Dataset entries =>
════════════════════

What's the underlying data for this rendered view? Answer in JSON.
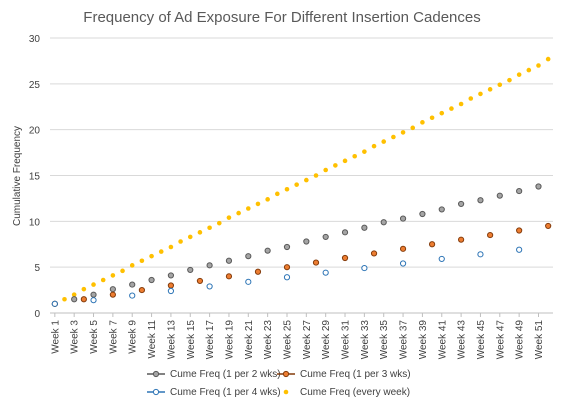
{
  "chart_data": {
    "type": "scatter",
    "title": "Frequency of Ad Exposure For Different Insertion Cadences",
    "xlabel": "",
    "ylabel": "Cumulative Frequency",
    "ylim": [
      0,
      30
    ],
    "yticks": [
      0,
      5,
      10,
      15,
      20,
      25,
      30
    ],
    "x_tick_labels": [
      "Week 1",
      "Week 3",
      "Week 5",
      "Week 7",
      "Week 9",
      "Week 11",
      "Week 13",
      "Week 15",
      "Week 17",
      "Week 19",
      "Week 21",
      "Week 23",
      "Week 25",
      "Week 27",
      "Week 29",
      "Week 31",
      "Week 33",
      "Week 35",
      "Week 37",
      "Week 39",
      "Week 41",
      "Week 43",
      "Week 45",
      "Week 47",
      "Week 49",
      "Week 51"
    ],
    "x_range": [
      1,
      52
    ],
    "grid": "horizontal",
    "legend_position": "bottom",
    "series": [
      {
        "name": "Cume Freq (1 per 2 wks)",
        "color": "#a5a5a5",
        "edge": "#595959",
        "marker": "circle",
        "x": [
          1,
          3,
          5,
          7,
          9,
          11,
          13,
          15,
          17,
          19,
          21,
          23,
          25,
          27,
          29,
          31,
          33,
          35,
          37,
          39,
          41,
          43,
          45,
          47,
          49,
          51
        ],
        "values": [
          1.0,
          1.5,
          2.0,
          2.6,
          3.1,
          3.6,
          4.1,
          4.7,
          5.2,
          5.7,
          6.2,
          6.8,
          7.2,
          7.8,
          8.3,
          8.8,
          9.3,
          9.9,
          10.3,
          10.8,
          11.3,
          11.9,
          12.3,
          12.8,
          13.3,
          13.8
        ]
      },
      {
        "name": "Cume Freq (1 per 3 wks)",
        "color": "#ed7d31",
        "edge": "#843c0c",
        "marker": "circle",
        "x": [
          1,
          4,
          7,
          10,
          13,
          16,
          19,
          22,
          25,
          28,
          31,
          34,
          37,
          40,
          43,
          46,
          49,
          52
        ],
        "values": [
          1.0,
          1.5,
          2.0,
          2.5,
          3.0,
          3.5,
          4.0,
          4.5,
          5.0,
          5.5,
          6.0,
          6.5,
          7.0,
          7.5,
          8.0,
          8.5,
          9.0,
          9.5
        ]
      },
      {
        "name": "Cume Freq (1 per 4 wks)",
        "color": "#ffffff",
        "edge": "#2e75b6",
        "marker": "circle",
        "x": [
          1,
          5,
          9,
          13,
          17,
          21,
          25,
          29,
          33,
          37,
          41,
          45,
          49
        ],
        "values": [
          1.0,
          1.4,
          1.9,
          2.4,
          2.9,
          3.4,
          3.9,
          4.4,
          4.9,
          5.4,
          5.9,
          6.4,
          6.9
        ]
      },
      {
        "name": "Cume Freq (every week)",
        "color": "#ffc000",
        "edge": "#ffc000",
        "marker": "dot",
        "x": [
          1,
          2,
          3,
          4,
          5,
          6,
          7,
          8,
          9,
          10,
          11,
          12,
          13,
          14,
          15,
          16,
          17,
          18,
          19,
          20,
          21,
          22,
          23,
          24,
          25,
          26,
          27,
          28,
          29,
          30,
          31,
          32,
          33,
          34,
          35,
          36,
          37,
          38,
          39,
          40,
          41,
          42,
          43,
          44,
          45,
          46,
          47,
          48,
          49,
          50,
          51,
          52
        ],
        "values": [
          1.0,
          1.5,
          2.0,
          2.6,
          3.1,
          3.6,
          4.1,
          4.6,
          5.2,
          5.7,
          6.2,
          6.7,
          7.2,
          7.8,
          8.3,
          8.8,
          9.3,
          9.8,
          10.4,
          10.9,
          11.4,
          11.9,
          12.4,
          13.0,
          13.5,
          14.0,
          14.5,
          15.0,
          15.6,
          16.1,
          16.6,
          17.1,
          17.6,
          18.2,
          18.7,
          19.2,
          19.7,
          20.2,
          20.8,
          21.3,
          21.8,
          22.3,
          22.8,
          23.4,
          23.9,
          24.4,
          24.9,
          25.4,
          26.0,
          26.5,
          27.0,
          27.7
        ]
      }
    ]
  }
}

════════════════════

What to do => Repeat each entry above word for word, leaving every picture out.

Answer below =>
What's the underlying data for this rendered view? Answer in JSON.
{
  "chart_data": {
    "type": "scatter",
    "title": "Frequency of Ad Exposure For Different Insertion Cadences",
    "xlabel": "",
    "ylabel": "Cumulative Frequency",
    "ylim": [
      0,
      30
    ],
    "yticks": [
      0,
      5,
      10,
      15,
      20,
      25,
      30
    ],
    "x_tick_labels": [
      "Week 1",
      "Week 3",
      "Week 5",
      "Week 7",
      "Week 9",
      "Week 11",
      "Week 13",
      "Week 15",
      "Week 17",
      "Week 19",
      "Week 21",
      "Week 23",
      "Week 25",
      "Week 27",
      "Week 29",
      "Week 31",
      "Week 33",
      "Week 35",
      "Week 37",
      "Week 39",
      "Week 41",
      "Week 43",
      "Week 45",
      "Week 47",
      "Week 49",
      "Week 51"
    ],
    "x_range": [
      1,
      52
    ],
    "grid": "horizontal",
    "legend_position": "bottom",
    "series": [
      {
        "name": "Cume Freq (1 per 2 wks)",
        "color": "#a5a5a5",
        "edge": "#595959",
        "marker": "circle",
        "x": [
          1,
          3,
          5,
          7,
          9,
          11,
          13,
          15,
          17,
          19,
          21,
          23,
          25,
          27,
          29,
          31,
          33,
          35,
          37,
          39,
          41,
          43,
          45,
          47,
          49,
          51
        ],
        "values": [
          1.0,
          1.5,
          2.0,
          2.6,
          3.1,
          3.6,
          4.1,
          4.7,
          5.2,
          5.7,
          6.2,
          6.8,
          7.2,
          7.8,
          8.3,
          8.8,
          9.3,
          9.9,
          10.3,
          10.8,
          11.3,
          11.9,
          12.3,
          12.8,
          13.3,
          13.8
        ]
      },
      {
        "name": "Cume Freq (1 per 3 wks)",
        "color": "#ed7d31",
        "edge": "#843c0c",
        "marker": "circle",
        "x": [
          1,
          4,
          7,
          10,
          13,
          16,
          19,
          22,
          25,
          28,
          31,
          34,
          37,
          40,
          43,
          46,
          49,
          52
        ],
        "values": [
          1.0,
          1.5,
          2.0,
          2.5,
          3.0,
          3.5,
          4.0,
          4.5,
          5.0,
          5.5,
          6.0,
          6.5,
          7.0,
          7.5,
          8.0,
          8.5,
          9.0,
          9.5
        ]
      },
      {
        "name": "Cume Freq (1 per 4 wks)",
        "color": "#ffffff",
        "edge": "#2e75b6",
        "marker": "circle",
        "x": [
          1,
          5,
          9,
          13,
          17,
          21,
          25,
          29,
          33,
          37,
          41,
          45,
          49
        ],
        "values": [
          1.0,
          1.4,
          1.9,
          2.4,
          2.9,
          3.4,
          3.9,
          4.4,
          4.9,
          5.4,
          5.9,
          6.4,
          6.9
        ]
      },
      {
        "name": "Cume Freq (every week)",
        "color": "#ffc000",
        "edge": "#ffc000",
        "marker": "dot",
        "x": [
          1,
          2,
          3,
          4,
          5,
          6,
          7,
          8,
          9,
          10,
          11,
          12,
          13,
          14,
          15,
          16,
          17,
          18,
          19,
          20,
          21,
          22,
          23,
          24,
          25,
          26,
          27,
          28,
          29,
          30,
          31,
          32,
          33,
          34,
          35,
          36,
          37,
          38,
          39,
          40,
          41,
          42,
          43,
          44,
          45,
          46,
          47,
          48,
          49,
          50,
          51,
          52
        ],
        "values": [
          1.0,
          1.5,
          2.0,
          2.6,
          3.1,
          3.6,
          4.1,
          4.6,
          5.2,
          5.7,
          6.2,
          6.7,
          7.2,
          7.8,
          8.3,
          8.8,
          9.3,
          9.8,
          10.4,
          10.9,
          11.4,
          11.9,
          12.4,
          13.0,
          13.5,
          14.0,
          14.5,
          15.0,
          15.6,
          16.1,
          16.6,
          17.1,
          17.6,
          18.2,
          18.7,
          19.2,
          19.7,
          20.2,
          20.8,
          21.3,
          21.8,
          22.3,
          22.8,
          23.4,
          23.9,
          24.4,
          24.9,
          25.4,
          26.0,
          26.5,
          27.0,
          27.7
        ]
      }
    ]
  }
}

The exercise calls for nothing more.